Listing:
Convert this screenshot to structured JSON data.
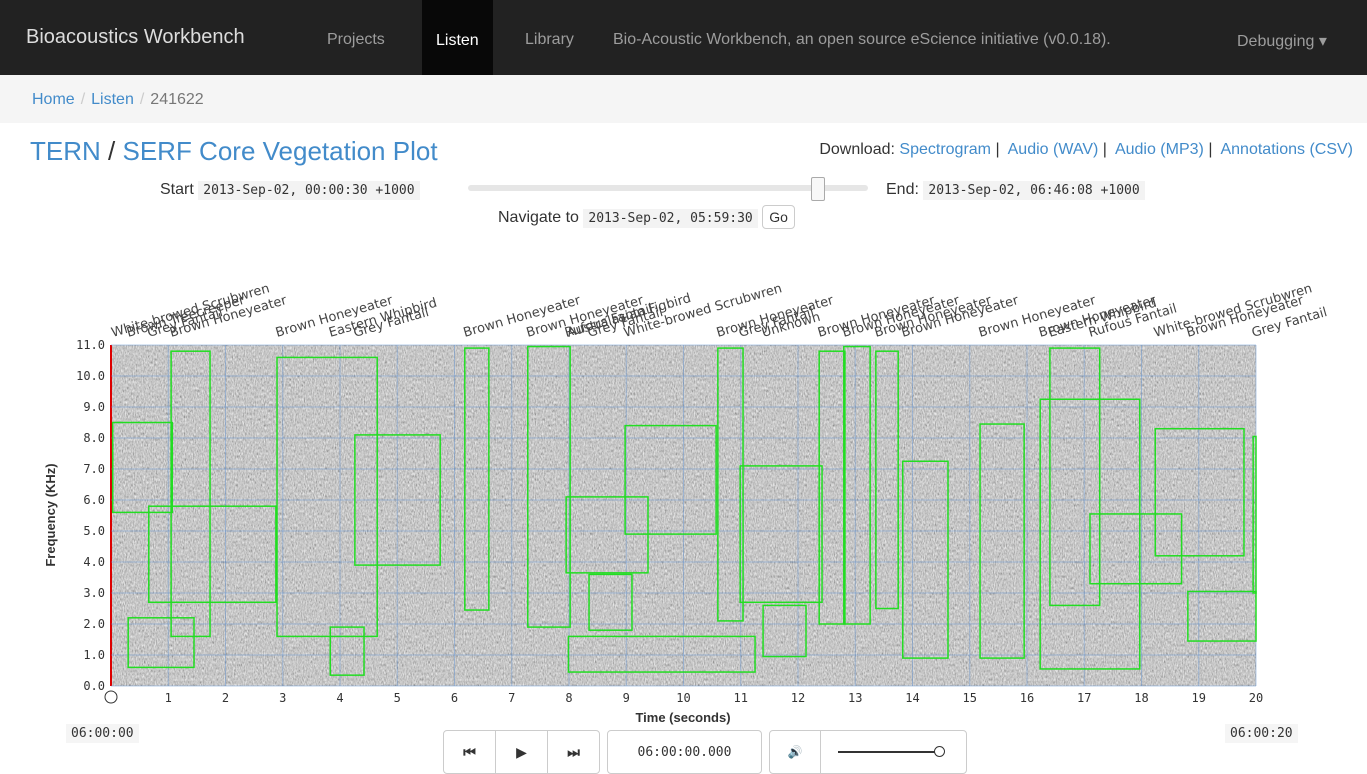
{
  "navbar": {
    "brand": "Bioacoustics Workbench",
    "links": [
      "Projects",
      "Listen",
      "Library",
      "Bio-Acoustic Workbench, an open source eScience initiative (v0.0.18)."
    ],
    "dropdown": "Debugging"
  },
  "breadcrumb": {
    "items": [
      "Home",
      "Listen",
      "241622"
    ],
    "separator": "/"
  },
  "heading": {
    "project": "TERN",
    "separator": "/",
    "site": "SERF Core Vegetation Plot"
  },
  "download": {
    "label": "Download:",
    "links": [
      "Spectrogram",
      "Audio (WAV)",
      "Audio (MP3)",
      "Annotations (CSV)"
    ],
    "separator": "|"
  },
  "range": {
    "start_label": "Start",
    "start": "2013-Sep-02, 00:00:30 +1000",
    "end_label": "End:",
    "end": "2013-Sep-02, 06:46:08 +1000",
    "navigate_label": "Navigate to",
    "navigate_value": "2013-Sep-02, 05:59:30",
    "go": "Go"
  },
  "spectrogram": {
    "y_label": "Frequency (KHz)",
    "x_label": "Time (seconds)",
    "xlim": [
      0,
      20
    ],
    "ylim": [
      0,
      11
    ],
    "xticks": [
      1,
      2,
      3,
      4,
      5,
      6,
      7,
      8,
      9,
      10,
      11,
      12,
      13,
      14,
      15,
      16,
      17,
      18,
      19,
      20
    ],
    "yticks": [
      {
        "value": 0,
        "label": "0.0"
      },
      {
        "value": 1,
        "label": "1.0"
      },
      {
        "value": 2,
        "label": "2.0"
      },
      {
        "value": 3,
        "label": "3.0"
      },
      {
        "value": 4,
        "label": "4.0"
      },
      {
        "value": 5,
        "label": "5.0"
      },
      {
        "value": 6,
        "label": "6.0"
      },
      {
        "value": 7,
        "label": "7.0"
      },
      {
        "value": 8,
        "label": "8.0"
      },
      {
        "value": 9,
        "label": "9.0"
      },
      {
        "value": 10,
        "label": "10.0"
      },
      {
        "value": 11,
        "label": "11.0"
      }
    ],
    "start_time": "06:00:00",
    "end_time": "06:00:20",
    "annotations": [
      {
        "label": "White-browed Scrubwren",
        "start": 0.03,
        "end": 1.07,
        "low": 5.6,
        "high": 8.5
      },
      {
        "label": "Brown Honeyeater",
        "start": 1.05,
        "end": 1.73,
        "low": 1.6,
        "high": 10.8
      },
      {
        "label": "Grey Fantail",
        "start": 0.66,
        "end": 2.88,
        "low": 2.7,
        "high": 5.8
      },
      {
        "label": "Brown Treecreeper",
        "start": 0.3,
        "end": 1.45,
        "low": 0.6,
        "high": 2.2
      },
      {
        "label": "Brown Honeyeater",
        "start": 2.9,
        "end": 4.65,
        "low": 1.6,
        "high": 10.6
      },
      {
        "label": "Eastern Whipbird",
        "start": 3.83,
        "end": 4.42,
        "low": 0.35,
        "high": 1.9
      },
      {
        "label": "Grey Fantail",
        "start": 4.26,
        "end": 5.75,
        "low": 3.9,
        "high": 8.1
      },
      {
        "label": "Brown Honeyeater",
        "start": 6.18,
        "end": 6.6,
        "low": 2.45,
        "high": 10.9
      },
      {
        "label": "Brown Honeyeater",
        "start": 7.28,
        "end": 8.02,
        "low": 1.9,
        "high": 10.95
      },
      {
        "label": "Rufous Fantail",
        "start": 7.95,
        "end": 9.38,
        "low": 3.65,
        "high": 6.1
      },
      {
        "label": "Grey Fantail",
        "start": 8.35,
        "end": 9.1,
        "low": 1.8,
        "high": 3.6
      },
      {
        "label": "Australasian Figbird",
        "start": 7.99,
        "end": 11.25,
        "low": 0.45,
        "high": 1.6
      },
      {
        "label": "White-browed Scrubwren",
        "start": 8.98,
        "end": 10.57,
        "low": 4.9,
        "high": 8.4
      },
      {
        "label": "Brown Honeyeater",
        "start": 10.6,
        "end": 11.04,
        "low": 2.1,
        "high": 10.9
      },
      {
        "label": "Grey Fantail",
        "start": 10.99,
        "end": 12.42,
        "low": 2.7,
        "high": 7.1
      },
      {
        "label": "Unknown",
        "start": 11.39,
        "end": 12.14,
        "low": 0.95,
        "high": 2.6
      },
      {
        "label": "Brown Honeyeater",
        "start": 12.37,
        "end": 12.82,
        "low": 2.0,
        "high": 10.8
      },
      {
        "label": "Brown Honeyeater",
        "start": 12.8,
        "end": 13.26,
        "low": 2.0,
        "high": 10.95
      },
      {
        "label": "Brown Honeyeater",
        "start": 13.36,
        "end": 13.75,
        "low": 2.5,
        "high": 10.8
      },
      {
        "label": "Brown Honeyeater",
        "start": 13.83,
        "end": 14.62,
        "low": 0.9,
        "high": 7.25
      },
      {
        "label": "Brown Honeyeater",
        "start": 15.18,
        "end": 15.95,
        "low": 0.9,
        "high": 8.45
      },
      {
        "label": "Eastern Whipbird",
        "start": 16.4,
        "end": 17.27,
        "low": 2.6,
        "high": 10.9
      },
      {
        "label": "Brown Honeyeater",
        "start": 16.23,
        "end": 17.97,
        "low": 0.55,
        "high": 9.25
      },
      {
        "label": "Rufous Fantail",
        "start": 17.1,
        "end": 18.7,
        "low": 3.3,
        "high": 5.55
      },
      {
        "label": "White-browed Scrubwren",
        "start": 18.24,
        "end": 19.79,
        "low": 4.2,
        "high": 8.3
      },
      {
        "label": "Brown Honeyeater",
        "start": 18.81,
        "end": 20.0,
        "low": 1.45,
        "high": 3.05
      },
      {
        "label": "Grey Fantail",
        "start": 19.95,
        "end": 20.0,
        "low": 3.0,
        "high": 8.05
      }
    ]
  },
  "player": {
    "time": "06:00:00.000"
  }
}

Directions:
Copy every entry exactly as written. Pictures are excluded.

Task output:
Convert this screenshot to structured JSON data.
{
  "navbar": {
    "brand": "Bioacoustics Workbench",
    "links": [
      "Projects",
      "Listen",
      "Library",
      "Bio-Acoustic Workbench, an open source eScience initiative (v0.0.18)."
    ],
    "dropdown": "Debugging"
  },
  "breadcrumb": {
    "items": [
      "Home",
      "Listen",
      "241622"
    ],
    "separator": "/"
  },
  "heading": {
    "project": "TERN",
    "separator": "/",
    "site": "SERF Core Vegetation Plot"
  },
  "download": {
    "label": "Download:",
    "links": [
      "Spectrogram",
      "Audio (WAV)",
      "Audio (MP3)",
      "Annotations (CSV)"
    ],
    "separator": "|"
  },
  "range": {
    "start_label": "Start",
    "start": "2013-Sep-02, 00:00:30 +1000",
    "end_label": "End:",
    "end": "2013-Sep-02, 06:46:08 +1000",
    "navigate_label": "Navigate to",
    "navigate_value": "2013-Sep-02, 05:59:30",
    "go": "Go"
  },
  "spectrogram": {
    "y_label": "Frequency (KHz)",
    "x_label": "Time (seconds)",
    "xlim": [
      0,
      20
    ],
    "ylim": [
      0,
      11
    ],
    "xticks": [
      1,
      2,
      3,
      4,
      5,
      6,
      7,
      8,
      9,
      10,
      11,
      12,
      13,
      14,
      15,
      16,
      17,
      18,
      19,
      20
    ],
    "yticks": [
      {
        "value": 0,
        "label": "0.0"
      },
      {
        "value": 1,
        "label": "1.0"
      },
      {
        "value": 2,
        "label": "2.0"
      },
      {
        "value": 3,
        "label": "3.0"
      },
      {
        "value": 4,
        "label": "4.0"
      },
      {
        "value": 5,
        "label": "5.0"
      },
      {
        "value": 6,
        "label": "6.0"
      },
      {
        "value": 7,
        "label": "7.0"
      },
      {
        "value": 8,
        "label": "8.0"
      },
      {
        "value": 9,
        "label": "9.0"
      },
      {
        "value": 10,
        "label": "10.0"
      },
      {
        "value": 11,
        "label": "11.0"
      }
    ],
    "start_time": "06:00:00",
    "end_time": "06:00:20",
    "annotations": [
      {
        "label": "White-browed Scrubwren",
        "start": 0.03,
        "end": 1.07,
        "low": 5.6,
        "high": 8.5
      },
      {
        "label": "Brown Honeyeater",
        "start": 1.05,
        "end": 1.73,
        "low": 1.6,
        "high": 10.8
      },
      {
        "label": "Grey Fantail",
        "start": 0.66,
        "end": 2.88,
        "low": 2.7,
        "high": 5.8
      },
      {
        "label": "Brown Treecreeper",
        "start": 0.3,
        "end": 1.45,
        "low": 0.6,
        "high": 2.2
      },
      {
        "label": "Brown Honeyeater",
        "start": 2.9,
        "end": 4.65,
        "low": 1.6,
        "high": 10.6
      },
      {
        "label": "Eastern Whipbird",
        "start": 3.83,
        "end": 4.42,
        "low": 0.35,
        "high": 1.9
      },
      {
        "label": "Grey Fantail",
        "start": 4.26,
        "end": 5.75,
        "low": 3.9,
        "high": 8.1
      },
      {
        "label": "Brown Honeyeater",
        "start": 6.18,
        "end": 6.6,
        "low": 2.45,
        "high": 10.9
      },
      {
        "label": "Brown Honeyeater",
        "start": 7.28,
        "end": 8.02,
        "low": 1.9,
        "high": 10.95
      },
      {
        "label": "Rufous Fantail",
        "start": 7.95,
        "end": 9.38,
        "low": 3.65,
        "high": 6.1
      },
      {
        "label": "Grey Fantail",
        "start": 8.35,
        "end": 9.1,
        "low": 1.8,
        "high": 3.6
      },
      {
        "label": "Australasian Figbird",
        "start": 7.99,
        "end": 11.25,
        "low": 0.45,
        "high": 1.6
      },
      {
        "label": "White-browed Scrubwren",
        "start": 8.98,
        "end": 10.57,
        "low": 4.9,
        "high": 8.4
      },
      {
        "label": "Brown Honeyeater",
        "start": 10.6,
        "end": 11.04,
        "low": 2.1,
        "high": 10.9
      },
      {
        "label": "Grey Fantail",
        "start": 10.99,
        "end": 12.42,
        "low": 2.7,
        "high": 7.1
      },
      {
        "label": "Unknown",
        "start": 11.39,
        "end": 12.14,
        "low": 0.95,
        "high": 2.6
      },
      {
        "label": "Brown Honeyeater",
        "start": 12.37,
        "end": 12.82,
        "low": 2.0,
        "high": 10.8
      },
      {
        "label": "Brown Honeyeater",
        "start": 12.8,
        "end": 13.26,
        "low": 2.0,
        "high": 10.95
      },
      {
        "label": "Brown Honeyeater",
        "start": 13.36,
        "end": 13.75,
        "low": 2.5,
        "high": 10.8
      },
      {
        "label": "Brown Honeyeater",
        "start": 13.83,
        "end": 14.62,
        "low": 0.9,
        "high": 7.25
      },
      {
        "label": "Brown Honeyeater",
        "start": 15.18,
        "end": 15.95,
        "low": 0.9,
        "high": 8.45
      },
      {
        "label": "Eastern Whipbird",
        "start": 16.4,
        "end": 17.27,
        "low": 2.6,
        "high": 10.9
      },
      {
        "label": "Brown Honeyeater",
        "start": 16.23,
        "end": 17.97,
        "low": 0.55,
        "high": 9.25
      },
      {
        "label": "Rufous Fantail",
        "start": 17.1,
        "end": 18.7,
        "low": 3.3,
        "high": 5.55
      },
      {
        "label": "White-browed Scrubwren",
        "start": 18.24,
        "end": 19.79,
        "low": 4.2,
        "high": 8.3
      },
      {
        "label": "Brown Honeyeater",
        "start": 18.81,
        "end": 20.0,
        "low": 1.45,
        "high": 3.05
      },
      {
        "label": "Grey Fantail",
        "start": 19.95,
        "end": 20.0,
        "low": 3.0,
        "high": 8.05
      }
    ]
  },
  "player": {
    "time": "06:00:00.000"
  }
}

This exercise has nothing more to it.